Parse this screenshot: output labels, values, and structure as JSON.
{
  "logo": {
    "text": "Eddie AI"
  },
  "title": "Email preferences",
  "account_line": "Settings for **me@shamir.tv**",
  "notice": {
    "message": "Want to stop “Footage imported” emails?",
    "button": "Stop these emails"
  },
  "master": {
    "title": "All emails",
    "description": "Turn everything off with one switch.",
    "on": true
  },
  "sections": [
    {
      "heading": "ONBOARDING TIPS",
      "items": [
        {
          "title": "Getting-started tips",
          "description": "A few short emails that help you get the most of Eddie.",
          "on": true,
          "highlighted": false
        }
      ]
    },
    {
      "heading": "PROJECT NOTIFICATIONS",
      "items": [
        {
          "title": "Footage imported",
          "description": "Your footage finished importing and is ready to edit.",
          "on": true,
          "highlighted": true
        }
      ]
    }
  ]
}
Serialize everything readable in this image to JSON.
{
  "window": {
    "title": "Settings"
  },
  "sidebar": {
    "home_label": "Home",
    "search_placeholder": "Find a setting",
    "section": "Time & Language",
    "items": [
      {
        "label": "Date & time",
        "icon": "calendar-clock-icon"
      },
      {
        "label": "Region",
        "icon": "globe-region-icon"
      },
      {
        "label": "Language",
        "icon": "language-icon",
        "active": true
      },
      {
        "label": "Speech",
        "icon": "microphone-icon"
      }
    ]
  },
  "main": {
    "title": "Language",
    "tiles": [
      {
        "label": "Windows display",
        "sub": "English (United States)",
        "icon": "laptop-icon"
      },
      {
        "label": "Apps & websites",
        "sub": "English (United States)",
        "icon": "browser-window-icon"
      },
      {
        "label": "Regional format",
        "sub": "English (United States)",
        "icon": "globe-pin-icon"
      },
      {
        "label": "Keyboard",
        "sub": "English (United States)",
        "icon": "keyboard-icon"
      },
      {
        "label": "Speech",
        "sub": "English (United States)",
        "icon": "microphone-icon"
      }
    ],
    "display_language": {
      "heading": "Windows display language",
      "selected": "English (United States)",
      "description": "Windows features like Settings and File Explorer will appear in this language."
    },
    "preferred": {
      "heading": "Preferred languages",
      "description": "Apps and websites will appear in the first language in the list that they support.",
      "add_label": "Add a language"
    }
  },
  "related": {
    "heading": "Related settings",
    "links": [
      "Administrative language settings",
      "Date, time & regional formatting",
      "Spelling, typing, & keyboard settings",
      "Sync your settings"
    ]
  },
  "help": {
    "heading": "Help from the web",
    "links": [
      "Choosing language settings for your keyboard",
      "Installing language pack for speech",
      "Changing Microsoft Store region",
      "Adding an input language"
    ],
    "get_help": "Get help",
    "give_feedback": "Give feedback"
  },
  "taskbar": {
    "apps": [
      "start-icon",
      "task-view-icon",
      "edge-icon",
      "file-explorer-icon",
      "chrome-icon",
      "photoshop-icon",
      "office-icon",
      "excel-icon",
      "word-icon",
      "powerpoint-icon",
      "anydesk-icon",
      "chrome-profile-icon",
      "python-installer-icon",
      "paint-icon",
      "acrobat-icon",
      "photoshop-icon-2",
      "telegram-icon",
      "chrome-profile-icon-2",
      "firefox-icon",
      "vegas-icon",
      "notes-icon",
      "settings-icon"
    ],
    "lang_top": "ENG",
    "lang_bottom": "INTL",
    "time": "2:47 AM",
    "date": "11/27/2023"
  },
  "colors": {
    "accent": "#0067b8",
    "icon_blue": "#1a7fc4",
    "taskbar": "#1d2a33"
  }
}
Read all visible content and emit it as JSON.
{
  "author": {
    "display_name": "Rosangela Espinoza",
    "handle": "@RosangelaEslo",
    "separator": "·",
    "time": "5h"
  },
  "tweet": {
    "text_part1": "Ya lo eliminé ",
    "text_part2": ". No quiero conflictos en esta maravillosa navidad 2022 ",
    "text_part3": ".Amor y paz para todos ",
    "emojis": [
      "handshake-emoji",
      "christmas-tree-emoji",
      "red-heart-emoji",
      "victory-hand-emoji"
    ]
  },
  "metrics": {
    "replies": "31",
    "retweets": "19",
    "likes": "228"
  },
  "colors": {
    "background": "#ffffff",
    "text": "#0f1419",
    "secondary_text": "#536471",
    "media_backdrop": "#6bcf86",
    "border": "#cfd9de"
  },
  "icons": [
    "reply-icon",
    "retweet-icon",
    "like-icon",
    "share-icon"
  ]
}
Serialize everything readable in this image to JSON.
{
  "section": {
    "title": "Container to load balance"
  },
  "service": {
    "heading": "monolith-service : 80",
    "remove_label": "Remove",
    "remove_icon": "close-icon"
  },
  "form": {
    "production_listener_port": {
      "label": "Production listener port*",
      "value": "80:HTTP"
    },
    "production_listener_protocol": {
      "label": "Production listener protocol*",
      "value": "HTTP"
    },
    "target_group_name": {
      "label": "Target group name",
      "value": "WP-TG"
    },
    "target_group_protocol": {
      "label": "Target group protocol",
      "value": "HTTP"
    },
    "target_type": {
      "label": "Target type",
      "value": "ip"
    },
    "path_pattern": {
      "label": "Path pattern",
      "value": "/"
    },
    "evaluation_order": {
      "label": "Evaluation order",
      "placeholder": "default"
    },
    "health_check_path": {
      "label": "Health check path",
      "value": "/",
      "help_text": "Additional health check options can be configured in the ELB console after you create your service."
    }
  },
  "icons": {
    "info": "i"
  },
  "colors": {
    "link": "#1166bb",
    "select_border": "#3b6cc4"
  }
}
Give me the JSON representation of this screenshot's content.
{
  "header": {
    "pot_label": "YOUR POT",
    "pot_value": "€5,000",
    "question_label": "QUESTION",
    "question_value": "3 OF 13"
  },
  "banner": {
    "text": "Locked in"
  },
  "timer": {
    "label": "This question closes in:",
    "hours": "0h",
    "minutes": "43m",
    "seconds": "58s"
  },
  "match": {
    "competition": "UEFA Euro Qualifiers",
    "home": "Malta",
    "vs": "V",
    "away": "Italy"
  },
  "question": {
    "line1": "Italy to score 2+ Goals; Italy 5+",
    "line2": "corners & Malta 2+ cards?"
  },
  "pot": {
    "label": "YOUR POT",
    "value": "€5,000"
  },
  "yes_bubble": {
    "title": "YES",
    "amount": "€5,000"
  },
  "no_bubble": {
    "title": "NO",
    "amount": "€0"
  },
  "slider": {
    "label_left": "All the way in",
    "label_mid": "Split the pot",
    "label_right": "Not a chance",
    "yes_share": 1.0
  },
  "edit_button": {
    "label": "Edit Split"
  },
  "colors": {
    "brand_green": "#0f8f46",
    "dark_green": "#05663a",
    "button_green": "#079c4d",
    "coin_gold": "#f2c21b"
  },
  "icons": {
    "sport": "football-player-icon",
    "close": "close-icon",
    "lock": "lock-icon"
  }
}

Exercise task = Look through the records and gather each line with the word "that".

Exercise output =
          "description": "A few short emails that help you get the most of Eddie.",
      "description": "Apps and websites will appear in the first language in the list that they support.",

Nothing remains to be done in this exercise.